TASK GOAL:
Search the material below for the word "content". Copy every line that has it.
————————
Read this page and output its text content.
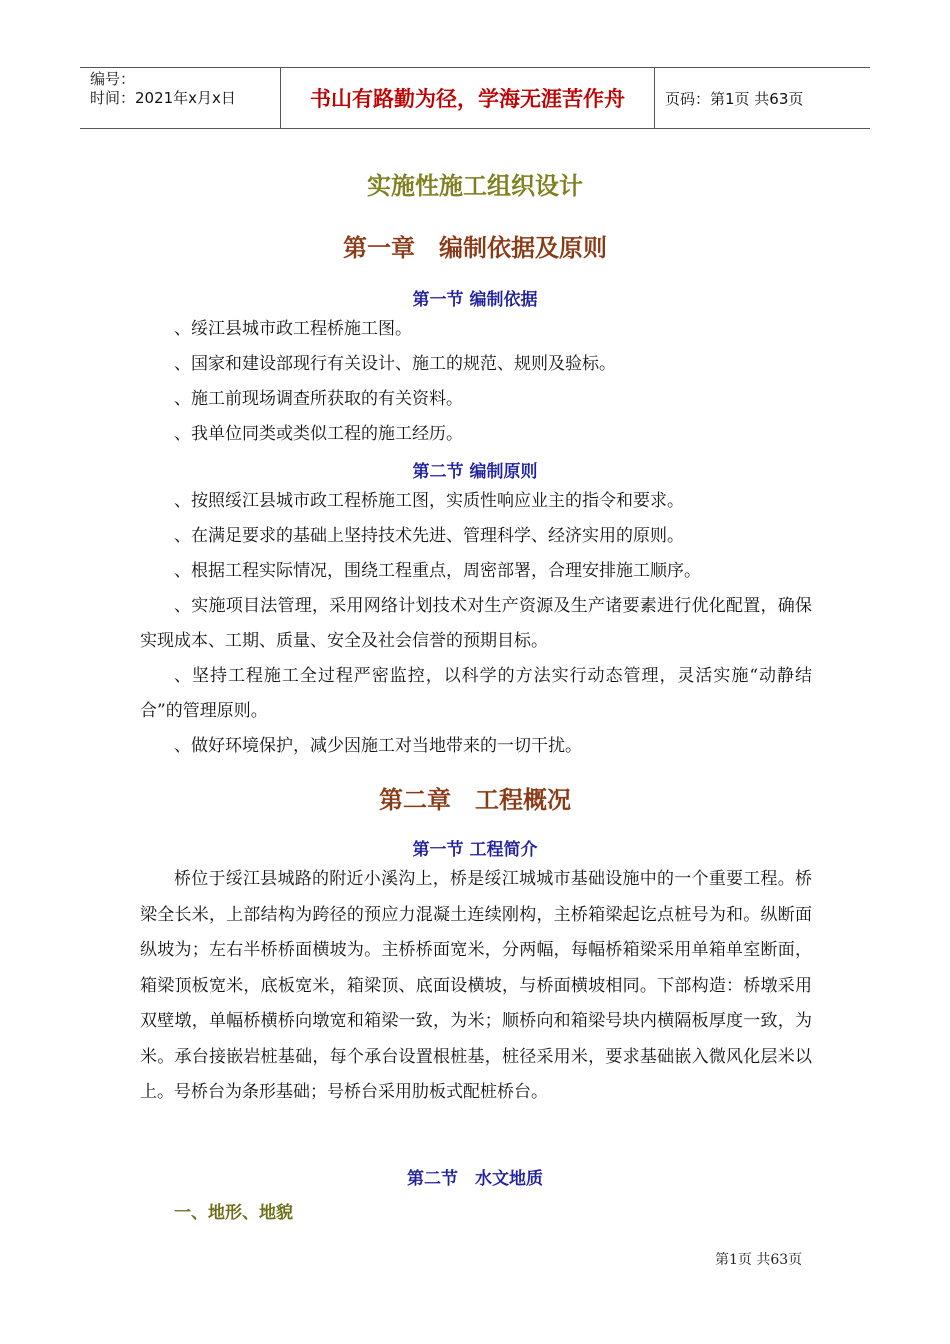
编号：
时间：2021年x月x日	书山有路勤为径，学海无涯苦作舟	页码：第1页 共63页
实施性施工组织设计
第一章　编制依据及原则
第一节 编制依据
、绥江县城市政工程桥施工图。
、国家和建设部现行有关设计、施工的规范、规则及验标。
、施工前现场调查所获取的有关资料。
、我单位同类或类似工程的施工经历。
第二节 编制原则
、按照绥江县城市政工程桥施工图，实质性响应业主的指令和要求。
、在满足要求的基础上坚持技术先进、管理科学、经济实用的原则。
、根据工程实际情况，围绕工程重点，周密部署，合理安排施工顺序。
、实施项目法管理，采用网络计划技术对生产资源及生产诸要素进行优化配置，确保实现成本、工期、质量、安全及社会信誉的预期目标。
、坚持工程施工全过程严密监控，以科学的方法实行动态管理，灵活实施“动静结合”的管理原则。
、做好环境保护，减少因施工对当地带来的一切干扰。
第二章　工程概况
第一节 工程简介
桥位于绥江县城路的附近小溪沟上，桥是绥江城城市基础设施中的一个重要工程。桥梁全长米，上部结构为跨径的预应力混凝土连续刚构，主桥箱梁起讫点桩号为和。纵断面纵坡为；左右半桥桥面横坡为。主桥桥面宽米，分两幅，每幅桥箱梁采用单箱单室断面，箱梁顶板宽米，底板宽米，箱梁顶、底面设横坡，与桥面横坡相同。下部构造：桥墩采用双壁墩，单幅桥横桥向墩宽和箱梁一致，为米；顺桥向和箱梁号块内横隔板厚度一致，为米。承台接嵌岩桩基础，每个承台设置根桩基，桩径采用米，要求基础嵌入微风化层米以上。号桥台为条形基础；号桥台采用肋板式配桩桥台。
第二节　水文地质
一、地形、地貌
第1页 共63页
————————
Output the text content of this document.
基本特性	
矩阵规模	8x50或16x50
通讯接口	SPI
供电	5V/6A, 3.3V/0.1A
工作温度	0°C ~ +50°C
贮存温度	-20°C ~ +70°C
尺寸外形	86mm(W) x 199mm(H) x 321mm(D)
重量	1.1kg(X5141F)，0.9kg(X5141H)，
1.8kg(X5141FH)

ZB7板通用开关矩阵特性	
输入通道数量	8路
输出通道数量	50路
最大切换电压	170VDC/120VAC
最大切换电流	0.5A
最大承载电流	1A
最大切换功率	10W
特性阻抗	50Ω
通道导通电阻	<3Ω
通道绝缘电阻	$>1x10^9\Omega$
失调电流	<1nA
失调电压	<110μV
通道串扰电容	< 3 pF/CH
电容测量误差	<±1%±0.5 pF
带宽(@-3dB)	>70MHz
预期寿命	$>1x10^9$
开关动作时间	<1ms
————————
SOLUTION TO THIS TASK:
Read this page and output its text content.
Output the text content of this document.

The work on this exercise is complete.